= Texto de lectura =
○ ○ ○ ○ ○ ○ ○
She, in the haze – Mama said (2016)

por Álvaro Arbonés

En el mundo de la música popular solemos pensar en géneros. Hablamos de si algo es pop, rock, metal y, en la medida de la posible, intentamos encerrar los discursos dentro de subcategorías específicas. Cuanto más cerradas, mejor. ¿Qué hacemos entonces con los artistas que se escapan a las categorías? O intentamos hacerles encajar a la fuerza en otras o los ignoramos. Como si, en última instancia, la taxonomía fuera más importante que el genio artístico.

She, in the haze entran dentro de esa categoría. La categoría de los grupos a los cuales las categorías les vienen pequeñas.

Con todo, es cierto que tienen muchos aspectos que, por sí mismos, pueden verse como parte de determinados géneros. Sus arreglos electrónicos les acercan al synthpop, el interés por lo etéreo les hace sonar dream pop y un tempo bastante vivo desdibuja todo lo anterior. Decir que son indie rock sería correcto, pero también algo ridículo. Son rock por instrumentación, indie porque no han firmado con una multinacional, pero no tienen nada que ver con la ola de rock de influencias post-punk de los 00’s a la cual llamamos indie rock. Shoegaze es lo que les toca más cerca. Al menos, si estiramos mucho lo que es el shoegaze.

Entonces, ¿qué puñetas son She, in the haze? A costa de sonar naïf, son She, in the haze.
○ ○ ○ ○ ○ ○ ○
= Material proporcionado =
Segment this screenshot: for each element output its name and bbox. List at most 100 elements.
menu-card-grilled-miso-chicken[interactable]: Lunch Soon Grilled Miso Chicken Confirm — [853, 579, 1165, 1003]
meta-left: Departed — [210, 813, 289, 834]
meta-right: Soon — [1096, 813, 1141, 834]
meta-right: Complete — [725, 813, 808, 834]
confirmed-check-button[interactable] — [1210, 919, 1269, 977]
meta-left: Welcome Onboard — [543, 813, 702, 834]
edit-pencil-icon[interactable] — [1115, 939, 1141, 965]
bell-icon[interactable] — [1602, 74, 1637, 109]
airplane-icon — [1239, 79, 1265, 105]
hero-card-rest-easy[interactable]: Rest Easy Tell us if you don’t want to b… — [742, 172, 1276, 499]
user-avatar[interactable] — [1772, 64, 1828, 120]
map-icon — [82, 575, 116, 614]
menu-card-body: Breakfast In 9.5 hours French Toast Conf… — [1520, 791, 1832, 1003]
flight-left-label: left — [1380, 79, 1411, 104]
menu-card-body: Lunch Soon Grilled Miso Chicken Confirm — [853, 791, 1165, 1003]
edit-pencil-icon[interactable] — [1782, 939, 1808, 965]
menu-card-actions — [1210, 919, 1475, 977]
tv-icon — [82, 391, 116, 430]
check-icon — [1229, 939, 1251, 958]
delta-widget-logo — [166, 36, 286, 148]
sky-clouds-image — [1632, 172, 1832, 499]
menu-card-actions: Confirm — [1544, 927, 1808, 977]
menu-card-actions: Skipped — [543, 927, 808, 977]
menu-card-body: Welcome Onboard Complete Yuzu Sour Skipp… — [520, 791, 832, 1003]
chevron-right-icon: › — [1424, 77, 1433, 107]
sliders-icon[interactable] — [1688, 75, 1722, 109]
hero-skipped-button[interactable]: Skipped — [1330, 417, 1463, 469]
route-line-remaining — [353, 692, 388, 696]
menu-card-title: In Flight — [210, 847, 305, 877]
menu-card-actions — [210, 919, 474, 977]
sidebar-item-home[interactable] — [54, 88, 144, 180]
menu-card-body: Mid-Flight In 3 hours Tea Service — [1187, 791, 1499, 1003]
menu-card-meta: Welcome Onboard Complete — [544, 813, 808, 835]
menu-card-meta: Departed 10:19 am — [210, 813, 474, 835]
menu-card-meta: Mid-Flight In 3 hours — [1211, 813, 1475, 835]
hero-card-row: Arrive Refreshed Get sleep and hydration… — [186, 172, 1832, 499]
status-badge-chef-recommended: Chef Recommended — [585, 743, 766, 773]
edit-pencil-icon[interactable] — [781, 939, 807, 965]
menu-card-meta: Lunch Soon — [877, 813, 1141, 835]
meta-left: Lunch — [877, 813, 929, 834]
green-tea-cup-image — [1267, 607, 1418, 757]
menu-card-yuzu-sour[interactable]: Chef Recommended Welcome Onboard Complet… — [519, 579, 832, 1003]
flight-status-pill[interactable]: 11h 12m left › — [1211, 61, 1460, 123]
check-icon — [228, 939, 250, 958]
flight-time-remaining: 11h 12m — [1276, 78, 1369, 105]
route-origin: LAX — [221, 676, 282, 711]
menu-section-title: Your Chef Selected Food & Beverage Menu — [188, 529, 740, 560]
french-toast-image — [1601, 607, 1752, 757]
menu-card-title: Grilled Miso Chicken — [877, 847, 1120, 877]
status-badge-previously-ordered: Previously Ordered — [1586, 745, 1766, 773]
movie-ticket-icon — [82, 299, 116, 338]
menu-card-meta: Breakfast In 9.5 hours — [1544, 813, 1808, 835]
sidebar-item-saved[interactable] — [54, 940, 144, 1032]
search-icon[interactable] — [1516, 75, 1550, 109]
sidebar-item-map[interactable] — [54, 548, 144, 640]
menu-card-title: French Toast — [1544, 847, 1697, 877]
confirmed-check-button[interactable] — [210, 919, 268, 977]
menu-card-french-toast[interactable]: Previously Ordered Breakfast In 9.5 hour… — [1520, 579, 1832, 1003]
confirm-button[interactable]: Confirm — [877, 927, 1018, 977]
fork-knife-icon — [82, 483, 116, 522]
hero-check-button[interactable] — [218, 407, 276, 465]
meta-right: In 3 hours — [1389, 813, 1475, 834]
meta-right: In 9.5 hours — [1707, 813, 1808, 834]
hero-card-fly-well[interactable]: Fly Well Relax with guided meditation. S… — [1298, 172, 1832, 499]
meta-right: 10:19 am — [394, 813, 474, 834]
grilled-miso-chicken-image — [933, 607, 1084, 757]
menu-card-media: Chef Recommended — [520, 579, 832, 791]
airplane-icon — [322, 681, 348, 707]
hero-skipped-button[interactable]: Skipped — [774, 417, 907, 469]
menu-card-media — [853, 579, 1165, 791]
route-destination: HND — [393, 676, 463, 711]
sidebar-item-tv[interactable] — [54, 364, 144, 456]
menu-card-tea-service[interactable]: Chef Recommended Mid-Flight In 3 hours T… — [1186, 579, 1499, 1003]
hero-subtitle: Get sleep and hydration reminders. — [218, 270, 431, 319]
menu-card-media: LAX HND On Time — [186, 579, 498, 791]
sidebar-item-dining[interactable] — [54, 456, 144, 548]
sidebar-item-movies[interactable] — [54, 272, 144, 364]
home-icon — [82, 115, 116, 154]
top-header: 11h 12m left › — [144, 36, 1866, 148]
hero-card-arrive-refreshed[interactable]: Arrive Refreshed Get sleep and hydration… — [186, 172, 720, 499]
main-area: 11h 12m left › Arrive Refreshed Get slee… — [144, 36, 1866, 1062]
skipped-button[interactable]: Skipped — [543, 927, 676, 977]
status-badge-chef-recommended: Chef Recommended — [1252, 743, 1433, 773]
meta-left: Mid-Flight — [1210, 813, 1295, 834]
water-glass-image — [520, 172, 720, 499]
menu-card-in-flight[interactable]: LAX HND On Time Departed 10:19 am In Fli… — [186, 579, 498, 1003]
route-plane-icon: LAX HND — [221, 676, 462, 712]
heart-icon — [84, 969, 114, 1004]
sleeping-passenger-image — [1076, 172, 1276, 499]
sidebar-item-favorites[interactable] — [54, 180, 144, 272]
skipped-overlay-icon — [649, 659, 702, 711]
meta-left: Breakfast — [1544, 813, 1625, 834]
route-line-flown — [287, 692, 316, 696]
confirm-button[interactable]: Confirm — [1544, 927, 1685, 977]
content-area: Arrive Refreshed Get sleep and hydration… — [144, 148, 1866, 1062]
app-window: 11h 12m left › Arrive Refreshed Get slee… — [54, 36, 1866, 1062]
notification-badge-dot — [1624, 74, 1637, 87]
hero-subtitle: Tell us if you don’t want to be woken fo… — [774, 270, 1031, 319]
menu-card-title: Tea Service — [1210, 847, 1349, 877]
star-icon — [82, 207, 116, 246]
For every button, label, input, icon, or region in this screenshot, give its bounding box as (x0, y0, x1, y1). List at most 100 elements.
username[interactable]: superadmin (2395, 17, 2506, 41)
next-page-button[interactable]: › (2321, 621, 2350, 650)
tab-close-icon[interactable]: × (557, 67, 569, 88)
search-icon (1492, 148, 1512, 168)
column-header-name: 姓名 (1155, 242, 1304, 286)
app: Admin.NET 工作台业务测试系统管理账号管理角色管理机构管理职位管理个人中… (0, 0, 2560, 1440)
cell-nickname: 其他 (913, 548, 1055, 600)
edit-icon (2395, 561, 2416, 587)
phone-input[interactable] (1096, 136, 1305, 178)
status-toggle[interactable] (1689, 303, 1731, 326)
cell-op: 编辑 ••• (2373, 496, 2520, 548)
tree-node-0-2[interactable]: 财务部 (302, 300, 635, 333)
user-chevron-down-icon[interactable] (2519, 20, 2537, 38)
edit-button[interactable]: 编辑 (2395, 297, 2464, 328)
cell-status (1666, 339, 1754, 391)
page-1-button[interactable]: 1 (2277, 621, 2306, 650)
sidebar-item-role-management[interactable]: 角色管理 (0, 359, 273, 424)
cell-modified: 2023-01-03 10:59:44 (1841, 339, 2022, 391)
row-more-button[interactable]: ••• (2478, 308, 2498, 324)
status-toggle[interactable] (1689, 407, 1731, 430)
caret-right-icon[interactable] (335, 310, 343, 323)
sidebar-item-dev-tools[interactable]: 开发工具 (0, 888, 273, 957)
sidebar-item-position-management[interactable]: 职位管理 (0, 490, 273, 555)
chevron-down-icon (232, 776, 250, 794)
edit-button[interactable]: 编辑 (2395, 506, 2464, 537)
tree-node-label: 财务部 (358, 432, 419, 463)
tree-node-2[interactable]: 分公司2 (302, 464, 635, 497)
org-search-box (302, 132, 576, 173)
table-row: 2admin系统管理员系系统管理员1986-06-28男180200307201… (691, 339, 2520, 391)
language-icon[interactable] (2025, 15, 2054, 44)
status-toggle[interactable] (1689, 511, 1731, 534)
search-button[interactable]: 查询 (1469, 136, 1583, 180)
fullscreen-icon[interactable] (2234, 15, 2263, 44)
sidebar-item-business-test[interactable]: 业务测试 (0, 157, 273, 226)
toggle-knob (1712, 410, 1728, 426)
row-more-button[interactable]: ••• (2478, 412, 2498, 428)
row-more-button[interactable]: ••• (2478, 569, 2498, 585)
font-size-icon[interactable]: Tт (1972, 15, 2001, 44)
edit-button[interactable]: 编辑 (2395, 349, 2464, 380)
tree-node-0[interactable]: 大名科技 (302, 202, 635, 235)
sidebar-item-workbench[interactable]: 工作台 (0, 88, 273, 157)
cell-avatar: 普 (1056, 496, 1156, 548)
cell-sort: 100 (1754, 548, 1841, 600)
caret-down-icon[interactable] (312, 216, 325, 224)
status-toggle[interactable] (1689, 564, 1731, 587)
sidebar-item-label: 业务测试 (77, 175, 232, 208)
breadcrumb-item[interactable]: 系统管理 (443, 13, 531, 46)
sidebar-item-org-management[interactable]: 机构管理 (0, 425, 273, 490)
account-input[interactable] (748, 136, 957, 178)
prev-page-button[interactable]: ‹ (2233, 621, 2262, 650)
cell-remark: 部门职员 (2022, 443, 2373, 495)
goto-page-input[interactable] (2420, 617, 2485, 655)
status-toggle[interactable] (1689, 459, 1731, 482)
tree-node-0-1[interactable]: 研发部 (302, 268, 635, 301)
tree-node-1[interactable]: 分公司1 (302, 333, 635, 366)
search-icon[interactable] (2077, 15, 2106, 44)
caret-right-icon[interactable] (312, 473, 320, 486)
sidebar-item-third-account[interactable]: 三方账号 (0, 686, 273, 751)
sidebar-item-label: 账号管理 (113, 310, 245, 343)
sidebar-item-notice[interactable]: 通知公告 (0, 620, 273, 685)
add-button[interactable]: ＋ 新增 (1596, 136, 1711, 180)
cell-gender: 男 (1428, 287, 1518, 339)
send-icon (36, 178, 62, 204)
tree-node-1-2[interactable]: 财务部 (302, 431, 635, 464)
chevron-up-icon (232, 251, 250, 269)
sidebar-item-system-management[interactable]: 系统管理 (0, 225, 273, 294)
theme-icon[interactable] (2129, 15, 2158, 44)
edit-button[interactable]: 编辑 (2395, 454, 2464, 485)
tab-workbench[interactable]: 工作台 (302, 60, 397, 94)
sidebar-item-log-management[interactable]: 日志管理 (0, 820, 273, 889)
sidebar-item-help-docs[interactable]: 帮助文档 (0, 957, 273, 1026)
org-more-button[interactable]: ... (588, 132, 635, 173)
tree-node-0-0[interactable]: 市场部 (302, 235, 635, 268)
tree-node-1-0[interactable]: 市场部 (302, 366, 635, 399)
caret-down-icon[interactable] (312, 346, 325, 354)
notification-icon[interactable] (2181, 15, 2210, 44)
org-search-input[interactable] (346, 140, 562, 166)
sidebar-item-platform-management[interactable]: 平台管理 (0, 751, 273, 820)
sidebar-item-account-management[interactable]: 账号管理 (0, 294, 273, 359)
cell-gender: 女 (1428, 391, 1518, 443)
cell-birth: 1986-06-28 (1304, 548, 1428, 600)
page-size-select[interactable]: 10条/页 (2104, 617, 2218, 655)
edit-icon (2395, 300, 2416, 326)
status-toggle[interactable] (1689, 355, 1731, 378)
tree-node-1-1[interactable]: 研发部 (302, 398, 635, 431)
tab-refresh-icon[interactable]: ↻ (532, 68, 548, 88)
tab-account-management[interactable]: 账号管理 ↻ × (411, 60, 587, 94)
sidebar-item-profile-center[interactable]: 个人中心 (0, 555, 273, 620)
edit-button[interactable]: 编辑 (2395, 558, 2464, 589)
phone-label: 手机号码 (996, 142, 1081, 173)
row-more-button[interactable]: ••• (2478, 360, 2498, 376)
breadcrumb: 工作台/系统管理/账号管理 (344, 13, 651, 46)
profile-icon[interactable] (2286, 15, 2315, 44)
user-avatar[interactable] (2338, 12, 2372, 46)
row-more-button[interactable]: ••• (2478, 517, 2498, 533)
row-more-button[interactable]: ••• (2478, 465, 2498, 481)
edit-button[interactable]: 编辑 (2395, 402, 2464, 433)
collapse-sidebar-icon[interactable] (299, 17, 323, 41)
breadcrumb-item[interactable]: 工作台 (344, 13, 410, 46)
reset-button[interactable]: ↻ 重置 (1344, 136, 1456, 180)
○ ○ ○ ○ ○ ○ ○
= Consigna 1 =
Traduce al inglés esta oración de la reseña: "Shoegaze es lo que les toca más cerca."
= Consigna 2 =
Transcribe el fragmento de la reseña que comienza en "Con todo, es" y termina en "es el shoegaze.".

= Tu respuesta 1 =
Shoegaze is what comes closest to them.

= Tu respuesta 2 =
Con todo, es cierto que tienen muchos aspectos que, por sí mismos, pueden verse como parte de determinados géneros. Sus arreglos electrónicos les acercan al synthpop, el interés por lo etéreo les hace sonar dream pop y un tempo bastante vivo desdibuja todo lo anterior. Decir que son indie rock sería correcto, pero también algo ridículo. Son rock por instrumentación, indie porque no han firmado con una multinacional, pero no tienen nada que ver con la ola de rock de influencias post-punk de los 00’s a la cual llamamos indie rock. Shoegaze es lo que les toca más cerca. Al menos, si estiramos mucho lo que es el shoegaze.